**Prompt**
Copy out the records precisely, omitting pictures.

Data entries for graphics
════════════════

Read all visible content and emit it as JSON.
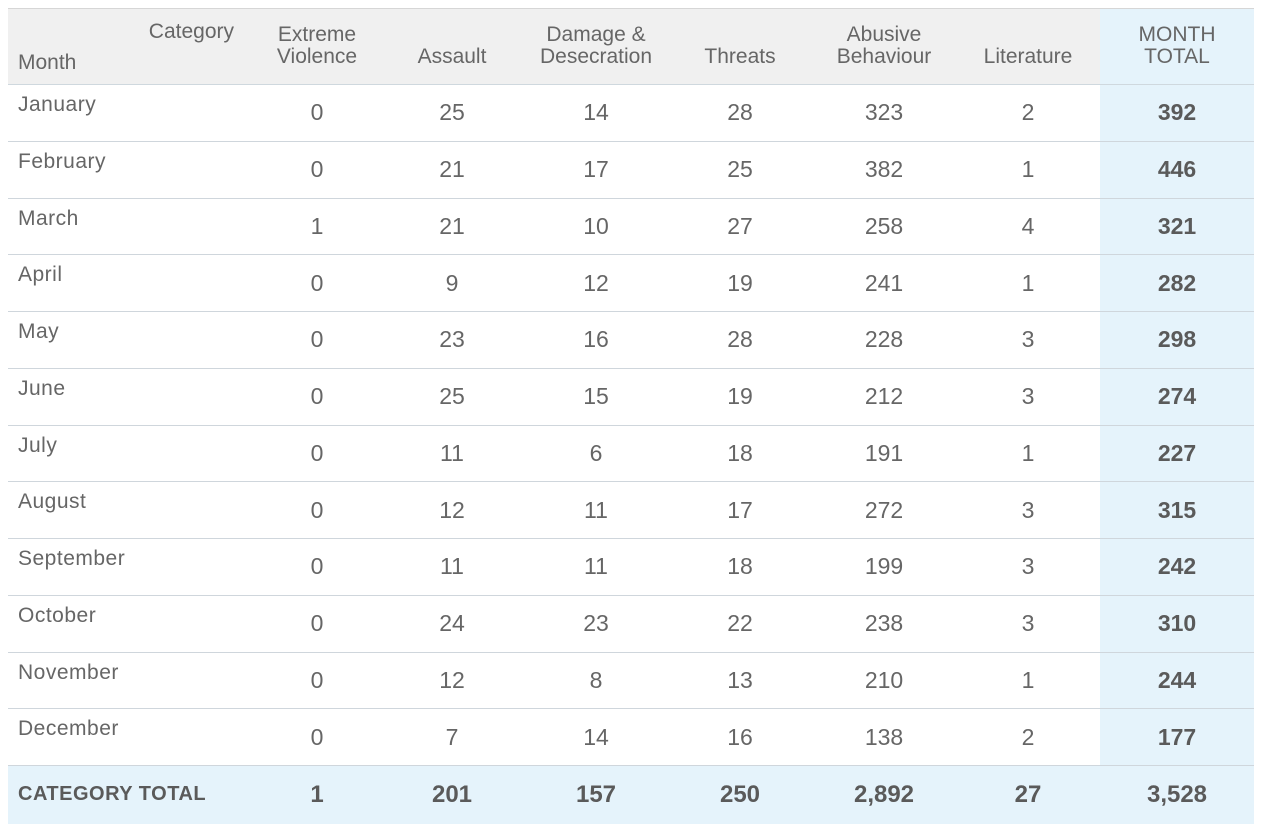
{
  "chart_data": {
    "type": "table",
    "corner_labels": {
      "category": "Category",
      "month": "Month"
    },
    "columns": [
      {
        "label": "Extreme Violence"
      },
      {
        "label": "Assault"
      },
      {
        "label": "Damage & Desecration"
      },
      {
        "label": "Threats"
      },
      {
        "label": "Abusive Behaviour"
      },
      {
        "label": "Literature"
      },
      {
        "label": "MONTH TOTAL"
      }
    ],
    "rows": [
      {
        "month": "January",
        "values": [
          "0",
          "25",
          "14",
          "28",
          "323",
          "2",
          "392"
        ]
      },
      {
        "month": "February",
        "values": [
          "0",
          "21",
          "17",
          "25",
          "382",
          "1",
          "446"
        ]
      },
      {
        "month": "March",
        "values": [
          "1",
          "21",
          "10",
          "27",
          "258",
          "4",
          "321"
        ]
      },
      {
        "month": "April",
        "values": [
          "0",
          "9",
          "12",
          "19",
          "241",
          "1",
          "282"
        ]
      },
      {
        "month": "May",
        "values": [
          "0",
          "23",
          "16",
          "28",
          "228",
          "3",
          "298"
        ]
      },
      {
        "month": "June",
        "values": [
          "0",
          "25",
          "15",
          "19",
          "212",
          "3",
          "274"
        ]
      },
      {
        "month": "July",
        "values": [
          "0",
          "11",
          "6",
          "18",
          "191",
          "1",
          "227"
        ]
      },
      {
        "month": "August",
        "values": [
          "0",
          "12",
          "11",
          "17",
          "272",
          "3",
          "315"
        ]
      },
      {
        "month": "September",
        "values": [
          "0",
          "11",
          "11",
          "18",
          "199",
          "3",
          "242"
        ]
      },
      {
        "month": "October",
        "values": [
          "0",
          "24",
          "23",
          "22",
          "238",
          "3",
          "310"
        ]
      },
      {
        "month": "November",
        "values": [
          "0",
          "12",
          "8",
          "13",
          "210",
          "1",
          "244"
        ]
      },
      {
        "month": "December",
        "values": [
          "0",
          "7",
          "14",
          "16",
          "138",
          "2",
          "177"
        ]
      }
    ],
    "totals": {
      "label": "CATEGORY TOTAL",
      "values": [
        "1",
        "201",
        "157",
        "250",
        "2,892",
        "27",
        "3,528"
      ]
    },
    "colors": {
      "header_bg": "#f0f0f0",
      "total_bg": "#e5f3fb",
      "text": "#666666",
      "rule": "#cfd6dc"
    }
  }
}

════════════════

**Output of the exercise**
Read all visible content and emit it as JSON.
{
  "chart_data": {
    "type": "table",
    "corner_labels": {
      "category": "Category",
      "month": "Month"
    },
    "columns": [
      {
        "label": "Extreme Violence"
      },
      {
        "label": "Assault"
      },
      {
        "label": "Damage & Desecration"
      },
      {
        "label": "Threats"
      },
      {
        "label": "Abusive Behaviour"
      },
      {
        "label": "Literature"
      },
      {
        "label": "MONTH TOTAL"
      }
    ],
    "rows": [
      {
        "month": "January",
        "values": [
          "0",
          "25",
          "14",
          "28",
          "323",
          "2",
          "392"
        ]
      },
      {
        "month": "February",
        "values": [
          "0",
          "21",
          "17",
          "25",
          "382",
          "1",
          "446"
        ]
      },
      {
        "month": "March",
        "values": [
          "1",
          "21",
          "10",
          "27",
          "258",
          "4",
          "321"
        ]
      },
      {
        "month": "April",
        "values": [
          "0",
          "9",
          "12",
          "19",
          "241",
          "1",
          "282"
        ]
      },
      {
        "month": "May",
        "values": [
          "0",
          "23",
          "16",
          "28",
          "228",
          "3",
          "298"
        ]
      },
      {
        "month": "June",
        "values": [
          "0",
          "25",
          "15",
          "19",
          "212",
          "3",
          "274"
        ]
      },
      {
        "month": "July",
        "values": [
          "0",
          "11",
          "6",
          "18",
          "191",
          "1",
          "227"
        ]
      },
      {
        "month": "August",
        "values": [
          "0",
          "12",
          "11",
          "17",
          "272",
          "3",
          "315"
        ]
      },
      {
        "month": "September",
        "values": [
          "0",
          "11",
          "11",
          "18",
          "199",
          "3",
          "242"
        ]
      },
      {
        "month": "October",
        "values": [
          "0",
          "24",
          "23",
          "22",
          "238",
          "3",
          "310"
        ]
      },
      {
        "month": "November",
        "values": [
          "0",
          "12",
          "8",
          "13",
          "210",
          "1",
          "244"
        ]
      },
      {
        "month": "December",
        "values": [
          "0",
          "7",
          "14",
          "16",
          "138",
          "2",
          "177"
        ]
      }
    ],
    "totals": {
      "label": "CATEGORY TOTAL",
      "values": [
        "1",
        "201",
        "157",
        "250",
        "2,892",
        "27",
        "3,528"
      ]
    },
    "colors": {
      "header_bg": "#f0f0f0",
      "total_bg": "#e5f3fb",
      "text": "#666666",
      "rule": "#cfd6dc"
    }
  }
}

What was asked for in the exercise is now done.